■ Short exercise ■
Print the records again, character for character.

■ Material provided ■
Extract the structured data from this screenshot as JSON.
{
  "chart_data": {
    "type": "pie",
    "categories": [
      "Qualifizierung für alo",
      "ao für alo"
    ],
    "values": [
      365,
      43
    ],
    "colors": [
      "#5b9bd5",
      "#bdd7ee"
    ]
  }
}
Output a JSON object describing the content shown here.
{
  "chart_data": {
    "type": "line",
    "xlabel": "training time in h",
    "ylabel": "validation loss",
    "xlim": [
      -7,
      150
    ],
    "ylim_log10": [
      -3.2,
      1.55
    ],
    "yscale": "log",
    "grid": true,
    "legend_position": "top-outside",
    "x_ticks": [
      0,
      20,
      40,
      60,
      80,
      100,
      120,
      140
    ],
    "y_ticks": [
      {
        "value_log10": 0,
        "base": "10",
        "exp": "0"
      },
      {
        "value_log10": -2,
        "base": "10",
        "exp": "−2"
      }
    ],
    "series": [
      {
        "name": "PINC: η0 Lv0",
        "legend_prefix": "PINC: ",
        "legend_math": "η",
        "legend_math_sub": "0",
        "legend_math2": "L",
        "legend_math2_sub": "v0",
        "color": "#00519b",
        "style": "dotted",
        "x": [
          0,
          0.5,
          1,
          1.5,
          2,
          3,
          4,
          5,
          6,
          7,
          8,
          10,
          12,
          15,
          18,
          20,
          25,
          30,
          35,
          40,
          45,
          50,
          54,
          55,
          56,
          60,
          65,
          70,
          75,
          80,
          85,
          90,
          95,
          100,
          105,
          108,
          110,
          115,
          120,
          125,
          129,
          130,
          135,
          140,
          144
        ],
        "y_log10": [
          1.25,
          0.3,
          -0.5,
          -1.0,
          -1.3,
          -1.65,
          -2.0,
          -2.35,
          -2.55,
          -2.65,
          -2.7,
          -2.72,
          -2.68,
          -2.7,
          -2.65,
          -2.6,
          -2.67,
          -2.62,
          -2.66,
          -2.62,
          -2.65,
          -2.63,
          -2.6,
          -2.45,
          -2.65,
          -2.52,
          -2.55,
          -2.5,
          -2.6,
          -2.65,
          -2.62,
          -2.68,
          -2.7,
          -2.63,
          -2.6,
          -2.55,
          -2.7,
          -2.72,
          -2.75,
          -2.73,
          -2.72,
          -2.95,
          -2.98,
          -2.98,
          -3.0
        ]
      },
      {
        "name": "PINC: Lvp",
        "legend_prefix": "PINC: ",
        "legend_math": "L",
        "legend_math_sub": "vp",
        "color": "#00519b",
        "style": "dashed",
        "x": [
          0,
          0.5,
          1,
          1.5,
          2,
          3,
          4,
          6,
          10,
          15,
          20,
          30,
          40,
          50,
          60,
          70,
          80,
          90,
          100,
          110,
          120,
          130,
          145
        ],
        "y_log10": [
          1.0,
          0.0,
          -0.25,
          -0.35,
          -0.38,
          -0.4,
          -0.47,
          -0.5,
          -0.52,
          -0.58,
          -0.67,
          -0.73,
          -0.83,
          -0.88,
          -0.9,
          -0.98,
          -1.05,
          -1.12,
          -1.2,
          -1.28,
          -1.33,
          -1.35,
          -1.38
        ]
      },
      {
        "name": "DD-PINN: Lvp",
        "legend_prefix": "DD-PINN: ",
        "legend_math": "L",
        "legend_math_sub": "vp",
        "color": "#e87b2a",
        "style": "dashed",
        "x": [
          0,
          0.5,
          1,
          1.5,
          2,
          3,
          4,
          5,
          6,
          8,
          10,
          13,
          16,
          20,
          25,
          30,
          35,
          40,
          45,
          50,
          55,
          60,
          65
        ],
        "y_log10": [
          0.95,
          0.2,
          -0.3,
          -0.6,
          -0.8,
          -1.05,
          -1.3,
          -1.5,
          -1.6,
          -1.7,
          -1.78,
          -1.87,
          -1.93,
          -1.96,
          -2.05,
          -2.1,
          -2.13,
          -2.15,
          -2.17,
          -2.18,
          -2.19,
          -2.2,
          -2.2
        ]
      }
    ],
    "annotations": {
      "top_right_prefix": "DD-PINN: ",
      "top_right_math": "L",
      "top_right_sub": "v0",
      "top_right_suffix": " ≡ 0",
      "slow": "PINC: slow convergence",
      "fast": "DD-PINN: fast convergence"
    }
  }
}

■ Solution to this exercise ■
Extract the structured data from this screenshot as JSON.
{
  "chart_data": {
    "type": "pie",
    "categories": [
      "Qualifizierung für alo",
      "ao für alo"
    ],
    "values": [
      365,
      43
    ],
    "colors": [
      "#5b9bd5",
      "#bdd7ee"
    ]
  }
}
Output a JSON object describing the content shown here.
{
  "chart_data": {
    "type": "line",
    "xlabel": "training time in h",
    "ylabel": "validation loss",
    "xlim": [
      -7,
      150
    ],
    "ylim_log10": [
      -3.2,
      1.55
    ],
    "yscale": "log",
    "grid": true,
    "legend_position": "top-outside",
    "x_ticks": [
      0,
      20,
      40,
      60,
      80,
      100,
      120,
      140
    ],
    "y_ticks": [
      {
        "value_log10": 0,
        "base": "10",
        "exp": "0"
      },
      {
        "value_log10": -2,
        "base": "10",
        "exp": "−2"
      }
    ],
    "series": [
      {
        "name": "PINC: η0 Lv0",
        "legend_prefix": "PINC: ",
        "legend_math": "η",
        "legend_math_sub": "0",
        "legend_math2": "L",
        "legend_math2_sub": "v0",
        "color": "#00519b",
        "style": "dotted",
        "x": [
          0,
          0.5,
          1,
          1.5,
          2,
          3,
          4,
          5,
          6,
          7,
          8,
          10,
          12,
          15,
          18,
          20,
          25,
          30,
          35,
          40,
          45,
          50,
          54,
          55,
          56,
          60,
          65,
          70,
          75,
          80,
          85,
          90,
          95,
          100,
          105,
          108,
          110,
          115,
          120,
          125,
          129,
          130,
          135,
          140,
          144
        ],
        "y_log10": [
          1.25,
          0.3,
          -0.5,
          -1.0,
          -1.3,
          -1.65,
          -2.0,
          -2.35,
          -2.55,
          -2.65,
          -2.7,
          -2.72,
          -2.68,
          -2.7,
          -2.65,
          -2.6,
          -2.67,
          -2.62,
          -2.66,
          -2.62,
          -2.65,
          -2.63,
          -2.6,
          -2.45,
          -2.65,
          -2.52,
          -2.55,
          -2.5,
          -2.6,
          -2.65,
          -2.62,
          -2.68,
          -2.7,
          -2.63,
          -2.6,
          -2.55,
          -2.7,
          -2.72,
          -2.75,
          -2.73,
          -2.72,
          -2.95,
          -2.98,
          -2.98,
          -3.0
        ]
      },
      {
        "name": "PINC: Lvp",
        "legend_prefix": "PINC: ",
        "legend_math": "L",
        "legend_math_sub": "vp",
        "color": "#00519b",
        "style": "dashed",
        "x": [
          0,
          0.5,
          1,
          1.5,
          2,
          3,
          4,
          6,
          10,
          15,
          20,
          30,
          40,
          50,
          60,
          70,
          80,
          90,
          100,
          110,
          120,
          130,
          145
        ],
        "y_log10": [
          1.0,
          0.0,
          -0.25,
          -0.35,
          -0.38,
          -0.4,
          -0.47,
          -0.5,
          -0.52,
          -0.58,
          -0.67,
          -0.73,
          -0.83,
          -0.88,
          -0.9,
          -0.98,
          -1.05,
          -1.12,
          -1.2,
          -1.28,
          -1.33,
          -1.35,
          -1.38
        ]
      },
      {
        "name": "DD-PINN: Lvp",
        "legend_prefix": "DD-PINN: ",
        "legend_math": "L",
        "legend_math_sub": "vp",
        "color": "#e87b2a",
        "style": "dashed",
        "x": [
          0,
          0.5,
          1,
          1.5,
          2,
          3,
          4,
          5,
          6,
          8,
          10,
          13,
          16,
          20,
          25,
          30,
          35,
          40,
          45,
          50,
          55,
          60,
          65
        ],
        "y_log10": [
          0.95,
          0.2,
          -0.3,
          -0.6,
          -0.8,
          -1.05,
          -1.3,
          -1.5,
          -1.6,
          -1.7,
          -1.78,
          -1.87,
          -1.93,
          -1.96,
          -2.05,
          -2.1,
          -2.13,
          -2.15,
          -2.17,
          -2.18,
          -2.19,
          -2.2,
          -2.2
        ]
      }
    ],
    "annotations": {
      "top_right_prefix": "DD-PINN: ",
      "top_right_math": "L",
      "top_right_sub": "v0",
      "top_right_suffix": " ≡ 0",
      "slow": "PINC: slow convergence",
      "fast": "DD-PINN: fast convergence"
    }
  }
}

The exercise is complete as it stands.